Records from a data source:
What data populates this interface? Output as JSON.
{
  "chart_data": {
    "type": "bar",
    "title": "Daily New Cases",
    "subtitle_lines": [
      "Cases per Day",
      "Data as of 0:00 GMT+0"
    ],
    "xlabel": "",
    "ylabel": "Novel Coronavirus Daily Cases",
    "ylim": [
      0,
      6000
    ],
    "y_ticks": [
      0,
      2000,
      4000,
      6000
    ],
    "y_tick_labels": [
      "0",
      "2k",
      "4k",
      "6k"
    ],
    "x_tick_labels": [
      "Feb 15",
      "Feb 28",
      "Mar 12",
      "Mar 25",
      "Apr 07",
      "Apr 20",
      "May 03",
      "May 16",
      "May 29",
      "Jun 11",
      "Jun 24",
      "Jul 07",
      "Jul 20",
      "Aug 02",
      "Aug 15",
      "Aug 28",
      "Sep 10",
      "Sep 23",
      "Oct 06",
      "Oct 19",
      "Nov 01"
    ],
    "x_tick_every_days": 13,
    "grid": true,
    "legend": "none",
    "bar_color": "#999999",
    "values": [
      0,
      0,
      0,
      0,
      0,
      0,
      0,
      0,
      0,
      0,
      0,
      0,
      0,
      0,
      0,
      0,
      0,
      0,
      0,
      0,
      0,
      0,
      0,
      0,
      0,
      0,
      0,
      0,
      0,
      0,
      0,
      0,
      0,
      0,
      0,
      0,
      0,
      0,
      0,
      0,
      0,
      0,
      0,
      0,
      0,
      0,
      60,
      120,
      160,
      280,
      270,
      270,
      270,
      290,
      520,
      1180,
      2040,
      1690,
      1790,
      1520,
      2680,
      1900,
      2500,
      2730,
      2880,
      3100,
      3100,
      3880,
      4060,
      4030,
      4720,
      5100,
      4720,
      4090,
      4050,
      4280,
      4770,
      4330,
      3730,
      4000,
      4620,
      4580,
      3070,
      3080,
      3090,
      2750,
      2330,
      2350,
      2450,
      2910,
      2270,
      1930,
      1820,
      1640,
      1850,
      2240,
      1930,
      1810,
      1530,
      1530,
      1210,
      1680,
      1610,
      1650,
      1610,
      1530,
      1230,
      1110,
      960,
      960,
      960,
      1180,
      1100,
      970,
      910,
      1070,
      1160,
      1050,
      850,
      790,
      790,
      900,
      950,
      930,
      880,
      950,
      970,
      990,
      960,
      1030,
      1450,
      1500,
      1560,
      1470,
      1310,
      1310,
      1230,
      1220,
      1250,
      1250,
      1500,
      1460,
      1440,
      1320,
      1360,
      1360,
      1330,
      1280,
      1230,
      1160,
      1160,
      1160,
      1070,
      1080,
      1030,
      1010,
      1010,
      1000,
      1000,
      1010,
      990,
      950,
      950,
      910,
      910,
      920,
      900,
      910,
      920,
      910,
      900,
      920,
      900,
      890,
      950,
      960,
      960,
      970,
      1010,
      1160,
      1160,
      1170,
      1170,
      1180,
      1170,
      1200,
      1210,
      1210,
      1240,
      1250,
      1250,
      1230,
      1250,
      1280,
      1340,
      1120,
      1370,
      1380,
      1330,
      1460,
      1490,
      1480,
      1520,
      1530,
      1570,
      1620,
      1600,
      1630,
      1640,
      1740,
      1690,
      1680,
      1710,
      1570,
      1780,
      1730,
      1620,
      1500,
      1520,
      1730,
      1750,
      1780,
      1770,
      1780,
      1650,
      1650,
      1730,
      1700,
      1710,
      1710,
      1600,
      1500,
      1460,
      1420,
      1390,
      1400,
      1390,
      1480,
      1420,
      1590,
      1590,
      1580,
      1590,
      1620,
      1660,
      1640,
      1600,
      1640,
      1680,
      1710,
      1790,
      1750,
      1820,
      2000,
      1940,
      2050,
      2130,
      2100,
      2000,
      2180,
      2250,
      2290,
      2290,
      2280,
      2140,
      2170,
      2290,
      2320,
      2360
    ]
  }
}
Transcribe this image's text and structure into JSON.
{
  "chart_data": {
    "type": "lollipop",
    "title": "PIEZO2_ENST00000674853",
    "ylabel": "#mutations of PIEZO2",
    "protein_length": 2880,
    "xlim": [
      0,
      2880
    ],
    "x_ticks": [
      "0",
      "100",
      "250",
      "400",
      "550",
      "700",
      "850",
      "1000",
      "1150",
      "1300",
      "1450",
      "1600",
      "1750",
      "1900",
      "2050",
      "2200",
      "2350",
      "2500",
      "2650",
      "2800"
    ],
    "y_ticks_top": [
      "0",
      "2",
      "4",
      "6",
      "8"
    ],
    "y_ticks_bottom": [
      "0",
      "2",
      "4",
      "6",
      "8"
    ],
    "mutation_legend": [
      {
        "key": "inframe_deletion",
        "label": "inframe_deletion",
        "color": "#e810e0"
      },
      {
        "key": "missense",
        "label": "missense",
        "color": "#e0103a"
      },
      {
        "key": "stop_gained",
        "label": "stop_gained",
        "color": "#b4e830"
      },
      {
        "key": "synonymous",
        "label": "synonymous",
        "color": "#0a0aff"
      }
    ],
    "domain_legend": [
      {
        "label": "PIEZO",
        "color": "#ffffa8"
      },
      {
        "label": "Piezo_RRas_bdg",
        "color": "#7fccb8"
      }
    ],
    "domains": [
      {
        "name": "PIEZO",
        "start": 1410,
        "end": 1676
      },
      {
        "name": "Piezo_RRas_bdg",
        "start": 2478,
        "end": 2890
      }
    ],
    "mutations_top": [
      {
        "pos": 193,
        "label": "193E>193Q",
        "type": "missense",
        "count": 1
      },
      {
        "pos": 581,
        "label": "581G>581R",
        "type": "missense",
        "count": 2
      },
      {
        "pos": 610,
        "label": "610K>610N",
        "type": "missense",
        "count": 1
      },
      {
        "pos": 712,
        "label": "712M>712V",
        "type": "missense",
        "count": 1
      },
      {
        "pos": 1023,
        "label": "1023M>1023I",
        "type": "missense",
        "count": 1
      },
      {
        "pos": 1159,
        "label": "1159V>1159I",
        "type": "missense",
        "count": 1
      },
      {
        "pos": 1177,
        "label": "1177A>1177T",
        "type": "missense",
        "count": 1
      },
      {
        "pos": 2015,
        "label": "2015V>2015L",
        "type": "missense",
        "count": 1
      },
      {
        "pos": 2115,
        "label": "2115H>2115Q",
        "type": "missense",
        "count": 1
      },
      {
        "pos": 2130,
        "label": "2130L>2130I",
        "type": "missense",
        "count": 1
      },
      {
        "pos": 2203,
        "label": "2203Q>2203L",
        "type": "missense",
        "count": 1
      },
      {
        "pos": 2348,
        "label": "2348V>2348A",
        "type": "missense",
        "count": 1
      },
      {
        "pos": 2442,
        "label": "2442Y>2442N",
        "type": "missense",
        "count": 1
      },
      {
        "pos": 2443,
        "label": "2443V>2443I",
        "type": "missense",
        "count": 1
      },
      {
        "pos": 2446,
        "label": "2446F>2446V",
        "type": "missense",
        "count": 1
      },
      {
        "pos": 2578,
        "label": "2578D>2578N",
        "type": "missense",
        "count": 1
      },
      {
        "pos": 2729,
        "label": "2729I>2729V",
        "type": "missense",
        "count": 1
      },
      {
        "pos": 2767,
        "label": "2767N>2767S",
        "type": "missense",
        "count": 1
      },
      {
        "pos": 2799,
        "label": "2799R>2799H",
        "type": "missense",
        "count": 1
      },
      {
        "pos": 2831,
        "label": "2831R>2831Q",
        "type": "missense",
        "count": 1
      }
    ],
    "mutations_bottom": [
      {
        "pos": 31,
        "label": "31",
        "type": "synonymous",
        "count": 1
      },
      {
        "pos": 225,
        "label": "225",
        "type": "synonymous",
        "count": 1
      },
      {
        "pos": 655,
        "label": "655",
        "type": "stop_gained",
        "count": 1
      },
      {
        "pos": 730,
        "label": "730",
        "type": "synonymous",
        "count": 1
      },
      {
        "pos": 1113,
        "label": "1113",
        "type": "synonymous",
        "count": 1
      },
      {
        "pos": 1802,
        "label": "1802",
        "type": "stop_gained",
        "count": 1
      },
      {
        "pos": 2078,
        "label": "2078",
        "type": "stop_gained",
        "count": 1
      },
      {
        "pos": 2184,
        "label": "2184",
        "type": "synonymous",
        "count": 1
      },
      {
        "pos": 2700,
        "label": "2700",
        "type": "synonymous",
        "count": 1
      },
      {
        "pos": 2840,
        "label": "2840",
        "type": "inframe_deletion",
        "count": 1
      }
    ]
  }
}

**Prompt**
The answer should be a single number giving how many lines in the records hold the word "this".

**Task answer**
2